## GIVEN TASK
Return each of the rows below verbatim, with no change to any character.

_ _ _

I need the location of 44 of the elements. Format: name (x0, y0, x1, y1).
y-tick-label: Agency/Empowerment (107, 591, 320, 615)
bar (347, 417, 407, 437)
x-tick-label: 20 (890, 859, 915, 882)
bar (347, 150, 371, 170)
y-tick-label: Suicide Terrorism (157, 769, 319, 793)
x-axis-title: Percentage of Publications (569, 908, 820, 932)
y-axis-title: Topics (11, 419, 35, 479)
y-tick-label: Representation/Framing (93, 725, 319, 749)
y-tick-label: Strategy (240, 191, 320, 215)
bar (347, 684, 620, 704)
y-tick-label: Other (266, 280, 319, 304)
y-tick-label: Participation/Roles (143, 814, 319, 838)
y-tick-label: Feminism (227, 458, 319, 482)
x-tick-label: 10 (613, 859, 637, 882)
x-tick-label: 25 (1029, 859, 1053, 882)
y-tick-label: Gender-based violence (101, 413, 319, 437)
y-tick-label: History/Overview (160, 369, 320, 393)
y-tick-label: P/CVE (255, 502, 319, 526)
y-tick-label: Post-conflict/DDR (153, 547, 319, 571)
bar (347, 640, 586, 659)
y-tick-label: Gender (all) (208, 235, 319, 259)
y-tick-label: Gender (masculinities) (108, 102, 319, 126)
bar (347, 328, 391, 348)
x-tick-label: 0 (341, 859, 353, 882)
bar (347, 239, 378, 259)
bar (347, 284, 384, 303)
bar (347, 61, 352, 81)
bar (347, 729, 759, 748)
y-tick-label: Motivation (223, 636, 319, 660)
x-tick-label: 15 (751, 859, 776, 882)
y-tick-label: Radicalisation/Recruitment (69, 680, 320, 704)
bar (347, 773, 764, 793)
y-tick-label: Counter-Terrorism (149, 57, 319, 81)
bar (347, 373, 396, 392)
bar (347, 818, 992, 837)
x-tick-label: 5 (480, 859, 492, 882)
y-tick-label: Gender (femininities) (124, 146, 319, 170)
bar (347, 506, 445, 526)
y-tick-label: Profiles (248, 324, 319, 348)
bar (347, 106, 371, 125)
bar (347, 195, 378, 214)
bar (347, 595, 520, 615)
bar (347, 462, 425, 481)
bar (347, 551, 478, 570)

_ _ _

## TASK RESULT
I need the location of 44 of the elements. Format: name (x0, y0, x1, y1).
y-tick-label: Agency/Empowerment (107, 591, 320, 615)
bar (347, 417, 407, 437)
x-tick-label: 20 (890, 859, 915, 882)
bar (347, 150, 371, 170)
y-tick-label: Suicide Terrorism (157, 769, 319, 793)
x-axis-title: Percentage of Publications (569, 908, 820, 932)
y-axis-title: Topics (11, 419, 35, 479)
y-tick-label: Representation/Framing (93, 725, 319, 749)
y-tick-label: Strategy (240, 191, 320, 215)
bar (347, 684, 620, 704)
y-tick-label: Other (266, 280, 319, 304)
y-tick-label: Participation/Roles (143, 814, 319, 838)
y-tick-label: Feminism (227, 458, 319, 482)
x-tick-label: 10 (613, 859, 637, 882)
x-tick-label: 25 (1029, 859, 1053, 882)
y-tick-label: Gender-based violence (101, 413, 319, 437)
y-tick-label: History/Overview (160, 369, 320, 393)
y-tick-label: P/CVE (255, 502, 319, 526)
y-tick-label: Post-conflict/DDR (153, 547, 319, 571)
bar (347, 640, 586, 659)
y-tick-label: Gender (all) (208, 235, 319, 259)
y-tick-label: Gender (masculinities) (108, 102, 319, 126)
bar (347, 328, 391, 348)
x-tick-label: 0 (341, 859, 353, 882)
bar (347, 239, 378, 259)
bar (347, 284, 384, 303)
bar (347, 61, 352, 81)
bar (347, 729, 759, 748)
y-tick-label: Motivation (223, 636, 319, 660)
x-tick-label: 15 (751, 859, 776, 882)
y-tick-label: Radicalisation/Recruitment (69, 680, 320, 704)
bar (347, 773, 764, 793)
y-tick-label: Counter-Terrorism (149, 57, 319, 81)
bar (347, 373, 396, 392)
bar (347, 818, 992, 837)
x-tick-label: 5 (480, 859, 492, 882)
y-tick-label: Gender (femininities) (124, 146, 319, 170)
bar (347, 506, 445, 526)
y-tick-label: Profiles (248, 324, 319, 348)
bar (347, 106, 371, 125)
bar (347, 195, 378, 214)
bar (347, 595, 520, 615)
bar (347, 462, 425, 481)
bar (347, 551, 478, 570)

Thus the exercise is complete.